**Task directions**. Every record must be transcribed in its entirety, apart from the images, which are to be omitted.

**Data supplied**.
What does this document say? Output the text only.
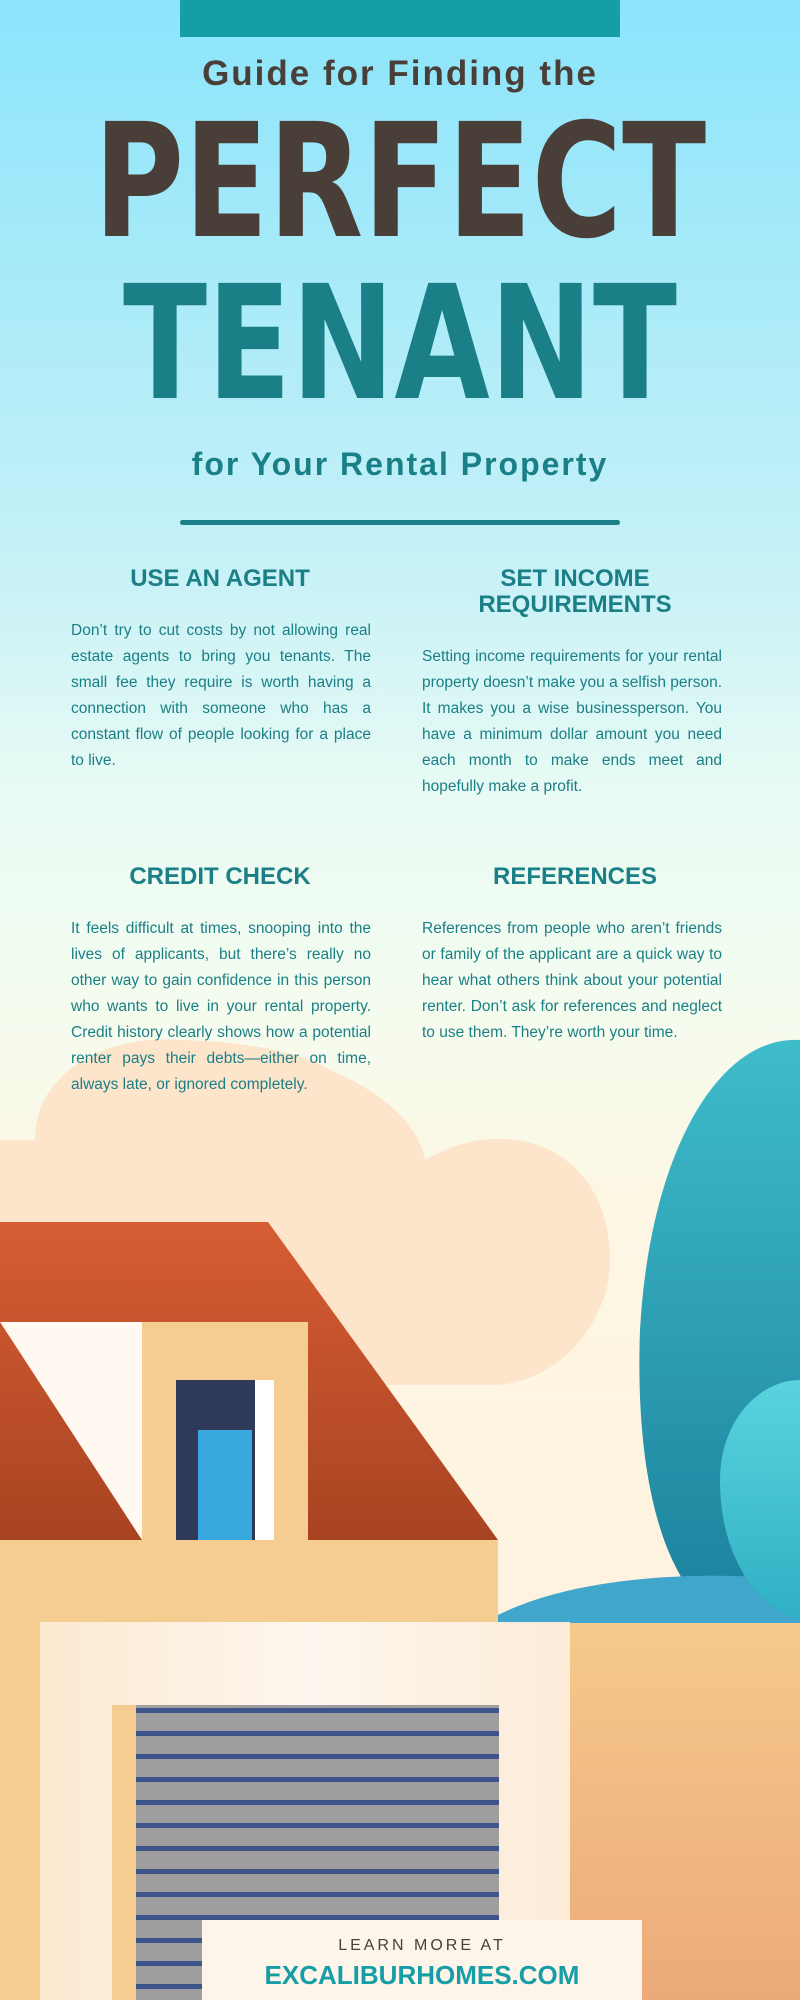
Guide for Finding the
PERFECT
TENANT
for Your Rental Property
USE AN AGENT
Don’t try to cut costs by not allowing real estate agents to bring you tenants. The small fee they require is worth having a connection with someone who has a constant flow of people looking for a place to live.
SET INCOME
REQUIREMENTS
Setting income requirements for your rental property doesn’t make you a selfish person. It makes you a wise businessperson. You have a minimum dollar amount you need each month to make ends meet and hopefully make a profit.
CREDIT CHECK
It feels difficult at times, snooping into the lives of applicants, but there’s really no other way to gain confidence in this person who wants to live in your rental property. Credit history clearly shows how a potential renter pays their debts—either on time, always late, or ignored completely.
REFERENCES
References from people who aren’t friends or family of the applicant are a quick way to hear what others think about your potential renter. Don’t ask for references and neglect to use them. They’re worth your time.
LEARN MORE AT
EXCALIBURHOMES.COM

**Full output**.
What does this document say? Output the text only.
Guide for Finding the
PERFECT
TENANT
for Your Rental Property
USE AN AGENT
Don’t try to cut costs by not allowing real estate agents to bring you tenants. The small fee they require is worth having a connection with someone who has a constant flow of people looking for a place to live.
SET INCOME
REQUIREMENTS
Setting income requirements for your rental property doesn’t make you a selfish person. It makes you a wise businessperson. You have a minimum dollar amount you need each month to make ends meet and hopefully make a profit.
CREDIT CHECK
It feels difficult at times, snooping into the lives of applicants, but there’s really no other way to gain confidence in this person who wants to live in your rental property. Credit history clearly shows how a potential renter pays their debts—either on time, always late, or ignored completely.
REFERENCES
References from people who aren’t friends or family of the applicant are a quick way to hear what others think about your potential renter. Don’t ask for references and neglect to use them. They’re worth your time.
LEARN MORE AT
EXCALIBURHOMES.COM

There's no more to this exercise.